## WHAT THE EXERCISE ASKS
Write out the whole listing, matching it exactly.
^^^^^^^^^^^^^^^^
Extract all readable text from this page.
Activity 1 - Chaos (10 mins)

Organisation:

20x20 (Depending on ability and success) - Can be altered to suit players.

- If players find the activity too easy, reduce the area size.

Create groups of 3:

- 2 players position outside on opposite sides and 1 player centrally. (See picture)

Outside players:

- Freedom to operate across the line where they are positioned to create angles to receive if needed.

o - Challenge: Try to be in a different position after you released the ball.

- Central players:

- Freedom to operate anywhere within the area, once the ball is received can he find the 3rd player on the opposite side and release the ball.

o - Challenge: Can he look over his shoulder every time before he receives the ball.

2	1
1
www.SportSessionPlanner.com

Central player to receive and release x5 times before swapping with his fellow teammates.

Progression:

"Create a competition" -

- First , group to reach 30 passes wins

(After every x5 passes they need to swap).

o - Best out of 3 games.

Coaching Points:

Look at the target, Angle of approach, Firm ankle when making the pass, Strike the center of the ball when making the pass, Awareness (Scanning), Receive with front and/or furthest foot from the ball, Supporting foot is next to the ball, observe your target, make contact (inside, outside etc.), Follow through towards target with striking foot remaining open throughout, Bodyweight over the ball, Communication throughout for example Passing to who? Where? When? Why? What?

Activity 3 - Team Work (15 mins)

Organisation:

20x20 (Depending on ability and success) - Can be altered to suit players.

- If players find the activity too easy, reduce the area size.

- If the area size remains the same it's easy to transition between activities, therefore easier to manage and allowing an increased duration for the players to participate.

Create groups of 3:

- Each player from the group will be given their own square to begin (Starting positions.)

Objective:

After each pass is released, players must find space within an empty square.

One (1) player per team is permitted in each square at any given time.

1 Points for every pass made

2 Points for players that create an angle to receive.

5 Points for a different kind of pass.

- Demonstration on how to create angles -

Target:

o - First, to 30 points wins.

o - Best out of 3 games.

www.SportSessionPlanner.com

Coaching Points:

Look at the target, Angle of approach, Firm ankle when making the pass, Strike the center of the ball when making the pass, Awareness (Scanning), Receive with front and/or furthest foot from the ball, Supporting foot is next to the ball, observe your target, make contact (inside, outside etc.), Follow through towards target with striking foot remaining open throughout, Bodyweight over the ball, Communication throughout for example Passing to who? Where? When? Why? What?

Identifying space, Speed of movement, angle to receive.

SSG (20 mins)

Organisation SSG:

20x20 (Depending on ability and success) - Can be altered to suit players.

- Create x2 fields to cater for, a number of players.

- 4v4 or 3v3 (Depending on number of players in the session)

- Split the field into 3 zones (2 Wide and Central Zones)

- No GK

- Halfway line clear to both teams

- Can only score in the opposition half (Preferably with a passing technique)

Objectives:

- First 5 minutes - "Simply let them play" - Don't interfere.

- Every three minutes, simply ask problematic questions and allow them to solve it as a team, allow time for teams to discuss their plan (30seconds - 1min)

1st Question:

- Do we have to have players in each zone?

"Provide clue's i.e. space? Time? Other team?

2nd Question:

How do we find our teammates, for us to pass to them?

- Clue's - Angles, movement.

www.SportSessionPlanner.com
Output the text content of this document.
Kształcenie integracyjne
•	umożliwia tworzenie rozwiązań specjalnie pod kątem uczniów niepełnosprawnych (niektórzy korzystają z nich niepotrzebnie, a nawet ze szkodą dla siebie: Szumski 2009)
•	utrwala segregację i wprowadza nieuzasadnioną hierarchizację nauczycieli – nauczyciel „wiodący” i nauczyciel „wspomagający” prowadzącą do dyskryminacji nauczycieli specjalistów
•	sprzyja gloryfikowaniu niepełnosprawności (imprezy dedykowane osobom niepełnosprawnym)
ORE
^^^^^^^^^^^^^^^^
## CORRECT OUTPUT
Extract all readable text from this page.
Activity 1 - Chaos (10 mins)

Organisation:

20x20 (Depending on ability and success) - Can be altered to suit players.

- If players find the activity too easy, reduce the area size.

Create groups of 3:

- 2 players position outside on opposite sides and 1 player centrally. (See picture)

Outside players:

- Freedom to operate across the line where they are positioned to create angles to receive if needed.

o - Challenge: Try to be in a different position after you released the ball.

- Central players:

- Freedom to operate anywhere within the area, once the ball is received can he find the 3rd player on the opposite side and release the ball.

o - Challenge: Can he look over his shoulder every time before he receives the ball.

2	1
1
www.SportSessionPlanner.com

Central player to receive and release x5 times before swapping with his fellow teammates.

Progression:

"Create a competition" -

- First , group to reach 30 passes wins

(After every x5 passes they need to swap).

o - Best out of 3 games.

Coaching Points:

Look at the target, Angle of approach, Firm ankle when making the pass, Strike the center of the ball when making the pass, Awareness (Scanning), Receive with front and/or furthest foot from the ball, Supporting foot is next to the ball, observe your target, make contact (inside, outside etc.), Follow through towards target with striking foot remaining open throughout, Bodyweight over the ball, Communication throughout for example Passing to who? Where? When? Why? What?

Activity 3 - Team Work (15 mins)

Organisation:

20x20 (Depending on ability and success) - Can be altered to suit players.

- If players find the activity too easy, reduce the area size.

- If the area size remains the same it's easy to transition between activities, therefore easier to manage and allowing an increased duration for the players to participate.

Create groups of 3:

- Each player from the group will be given their own square to begin (Starting positions.)

Objective:

After each pass is released, players must find space within an empty square.

One (1) player per team is permitted in each square at any given time.

1 Points for every pass made

2 Points for players that create an angle to receive.

5 Points for a different kind of pass.

- Demonstration on how to create angles -

Target:

o - First, to 30 points wins.

o - Best out of 3 games.

www.SportSessionPlanner.com

Coaching Points:

Look at the target, Angle of approach, Firm ankle when making the pass, Strike the center of the ball when making the pass, Awareness (Scanning), Receive with front and/or furthest foot from the ball, Supporting foot is next to the ball, observe your target, make contact (inside, outside etc.), Follow through towards target with striking foot remaining open throughout, Bodyweight over the ball, Communication throughout for example Passing to who? Where? When? Why? What?

Identifying space, Speed of movement, angle to receive.

SSG (20 mins)

Organisation SSG:

20x20 (Depending on ability and success) - Can be altered to suit players.

- Create x2 fields to cater for, a number of players.

- 4v4 or 3v3 (Depending on number of players in the session)

- Split the field into 3 zones (2 Wide and Central Zones)

- No GK

- Halfway line clear to both teams

- Can only score in the opposition half (Preferably with a passing technique)

Objectives:

- First 5 minutes - "Simply let them play" - Don't interfere.

- Every three minutes, simply ask problematic questions and allow them to solve it as a team, allow time for teams to discuss their plan (30seconds - 1min)

1st Question:

- Do we have to have players in each zone?

"Provide clue's i.e. space? Time? Other team?

2nd Question:

How do we find our teammates, for us to pass to them?

- Clue's - Angles, movement.

www.SportSessionPlanner.com
Output the text content of this document.
Kształcenie integracyjne
•	umożliwia tworzenie rozwiązań specjalnie pod kątem uczniów niepełnosprawnych (niektórzy korzystają z nich niepotrzebnie, a nawet ze szkodą dla siebie: Szumski 2009)
•	utrwala segregację i wprowadza nieuzasadnioną hierarchizację nauczycieli – nauczyciel „wiodący” i nauczyciel „wspomagający” prowadzącą do dyskryminacji nauczycieli specjalistów
•	sprzyja gloryfikowaniu niepełnosprawności (imprezy dedykowane osobom niepełnosprawnym)
ORE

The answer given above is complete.